### The request
The records that follow are to be repeated exactly, with the pictures removed.

(Data items)

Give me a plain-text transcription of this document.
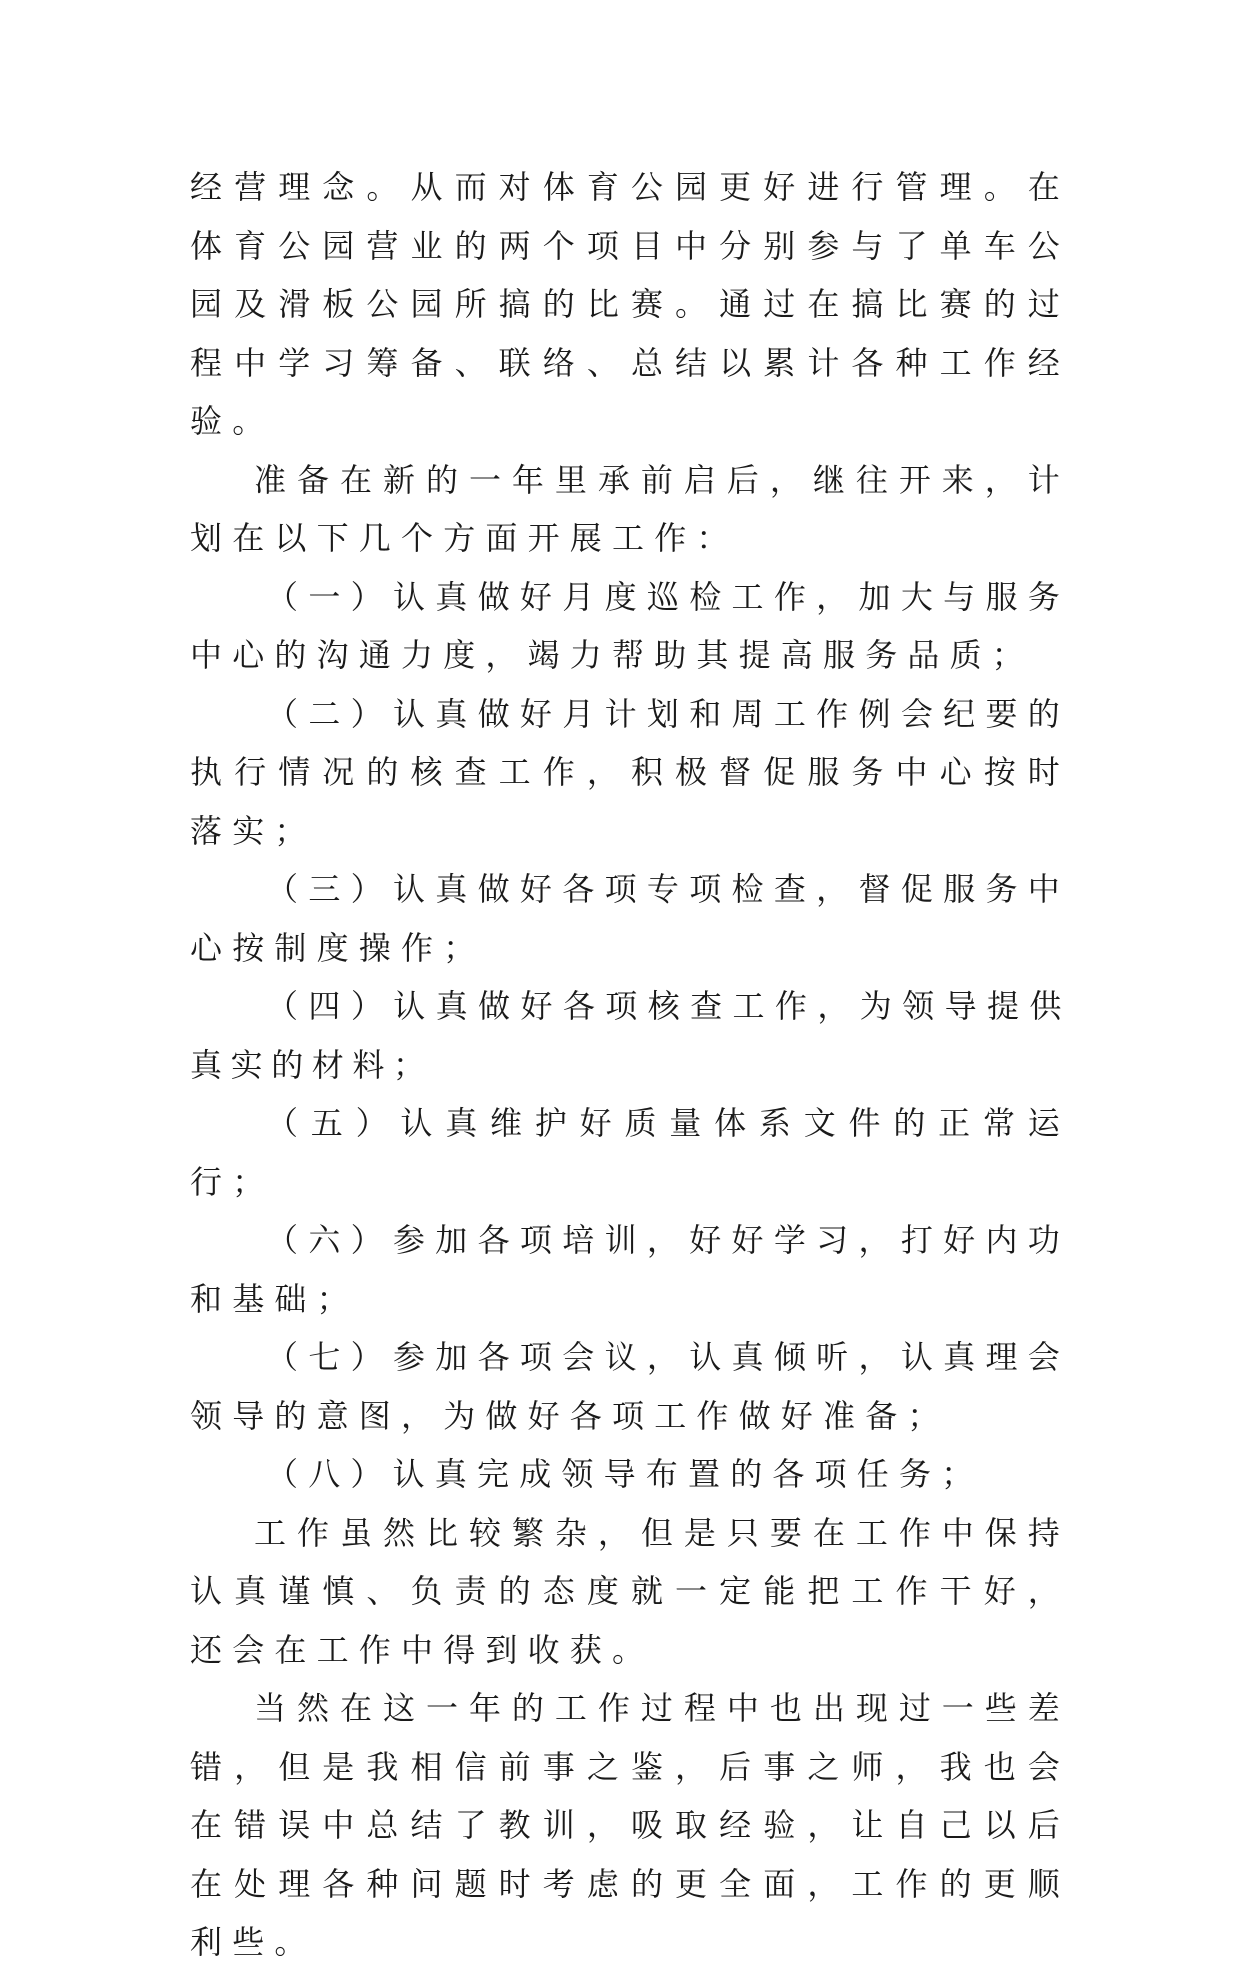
经营理念。从而对体育公园更好进行管理。在体育公园营业的两个项目中分别参与了单车公园及滑板公园所搞的比赛。通过在搞比赛的过程中学习筹备、联络、总结以累计各种工作经验。

准备在新的一年里承前启后，继往开来，计划在以下几个方面开展工作：

（一）认真做好月度巡检工作，加大与服务中心的沟通力度，竭力帮助其提高服务品质；

（二）认真做好月计划和周工作例会纪要的执行情况的核查工作，积极督促服务中心按时落实；

（三）认真做好各项专项检查，督促服务中心按制度操作；

（四）认真做好各项核查工作，为领导提供真实的材料；

（五）认真维护好质量体系文件的正常运行；

（六）参加各项培训，好好学习，打好内功和基础；

（七）参加各项会议，认真倾听，认真理会领导的意图，为做好各项工作做好准备；

（八）认真完成领导布置的各项任务；

工作虽然比较繁杂，但是只要在工作中保持认真谨慎、负责的态度就一定能把工作干好，还会在工作中得到收获。

当然在这一年的工作过程中也出现过一些差错，但是我相信前事之鉴，后事之师，我也会在错误中总结了教训，吸取经验，让自己以后在处理各种问题时考虑的更全面，工作的更顺利些。
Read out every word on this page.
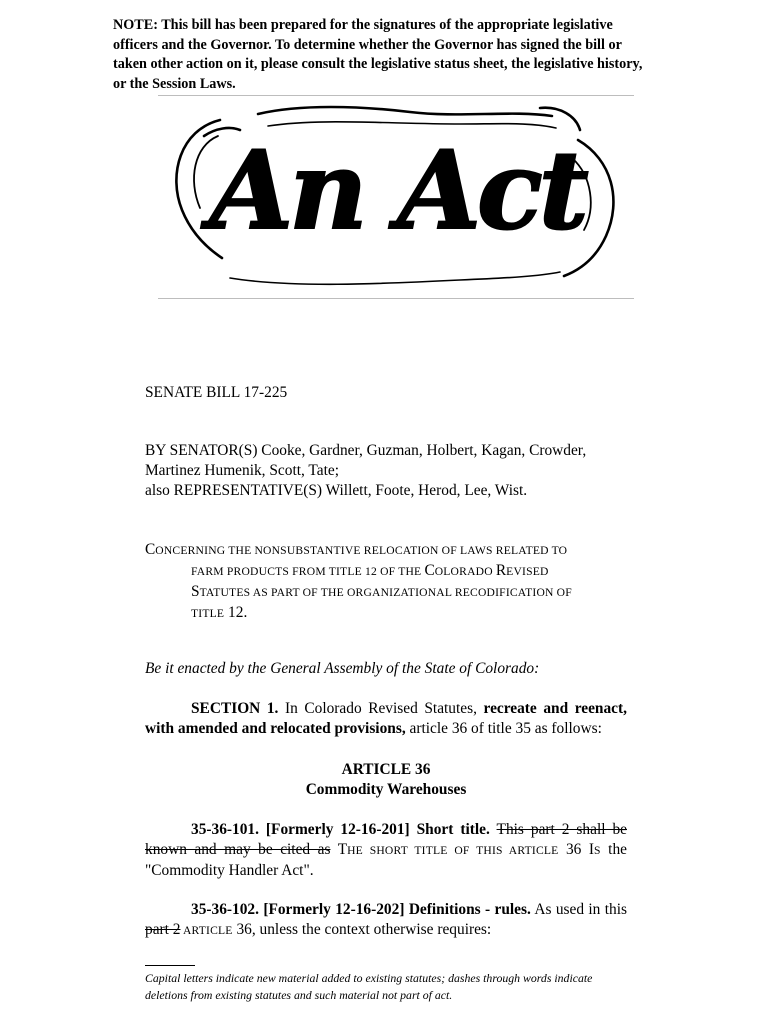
NOTE: This bill has been prepared for the signatures of the appropriate legislative officers and the Governor. To determine whether the Governor has signed the bill or taken other action on it, please consult the legislative status sheet, the legislative history, or the Session Laws.
An Act
SENATE BILL 17-225
BY SENATOR(S) Cooke, Gardner, Guzman, Holbert, Kagan, Crowder, Martinez Humenik, Scott, Tate;
also REPRESENTATIVE(S) Willett, Foote, Herod, Lee, Wist.
CONCERNING THE NONSUBSTANTIVE RELOCATION OF LAWS RELATED TO
FARM PRODUCTS FROM TITLE 12 OF THE COLORADO REVISED
STATUTES AS PART OF THE ORGANIZATIONAL RECODIFICATION OF
TITLE 12.
Be it enacted by the General Assembly of the State of Colorado:
SECTION 1. In Colorado Revised Statutes, recreate and reenact, with amended and relocated provisions, article 36 of title 35 as follows:
ARTICLE 36
Commodity Warehouses
35-36-101. [Formerly 12-16-201] Short title. This part 2 shall be known and may be cited as THE SHORT TITLE OF THIS ARTICLE 36 IS the "Commodity Handler Act".
35-36-102. [Formerly 12-16-202] Definitions - rules. As used in this part 2 ARTICLE 36, unless the context otherwise requires:
Capital letters indicate new material added to existing statutes; dashes through words indicate deletions from existing statutes and such material not part of act.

### Answer in full
Give me a plain-text transcription of this document.
经营理念。从而对体育公园更好进行管理。在体育公园营业的两个项目中分别参与了单车公园及滑板公园所搞的比赛。通过在搞比赛的过程中学习筹备、联络、总结以累计各种工作经验。

准备在新的一年里承前启后，继往开来，计划在以下几个方面开展工作：

（一）认真做好月度巡检工作，加大与服务中心的沟通力度，竭力帮助其提高服务品质；

（二）认真做好月计划和周工作例会纪要的执行情况的核查工作，积极督促服务中心按时落实；

（三）认真做好各项专项检查，督促服务中心按制度操作；

（四）认真做好各项核查工作，为领导提供真实的材料；

（五）认真维护好质量体系文件的正常运行；

（六）参加各项培训，好好学习，打好内功和基础；

（七）参加各项会议，认真倾听，认真理会领导的意图，为做好各项工作做好准备；

（八）认真完成领导布置的各项任务；

工作虽然比较繁杂，但是只要在工作中保持认真谨慎、负责的态度就一定能把工作干好，还会在工作中得到收获。

当然在这一年的工作过程中也出现过一些差错，但是我相信前事之鉴，后事之师，我也会在错误中总结了教训，吸取经验，让自己以后在处理各种问题时考虑的更全面，工作的更顺利些。
Read out every word on this page.
NOTE: This bill has been prepared for the signatures of the appropriate legislative officers and the Governor. To determine whether the Governor has signed the bill or taken other action on it, please consult the legislative status sheet, the legislative history, or the Session Laws.
An Act
SENATE BILL 17-225
BY SENATOR(S) Cooke, Gardner, Guzman, Holbert, Kagan, Crowder, Martinez Humenik, Scott, Tate;
also REPRESENTATIVE(S) Willett, Foote, Herod, Lee, Wist.
CONCERNING THE NONSUBSTANTIVE RELOCATION OF LAWS RELATED TO
FARM PRODUCTS FROM TITLE 12 OF THE COLORADO REVISED
STATUTES AS PART OF THE ORGANIZATIONAL RECODIFICATION OF
TITLE 12.
Be it enacted by the General Assembly of the State of Colorado:
SECTION 1. In Colorado Revised Statutes, recreate and reenact, with amended and relocated provisions, article 36 of title 35 as follows:
ARTICLE 36
Commodity Warehouses
35-36-101. [Formerly 12-16-201] Short title. This part 2 shall be known and may be cited as THE SHORT TITLE OF THIS ARTICLE 36 IS the "Commodity Handler Act".
35-36-102. [Formerly 12-16-202] Definitions - rules. As used in this part 2 ARTICLE 36, unless the context otherwise requires:
Capital letters indicate new material added to existing statutes; dashes through words indicate deletions from existing statutes and such material not part of act.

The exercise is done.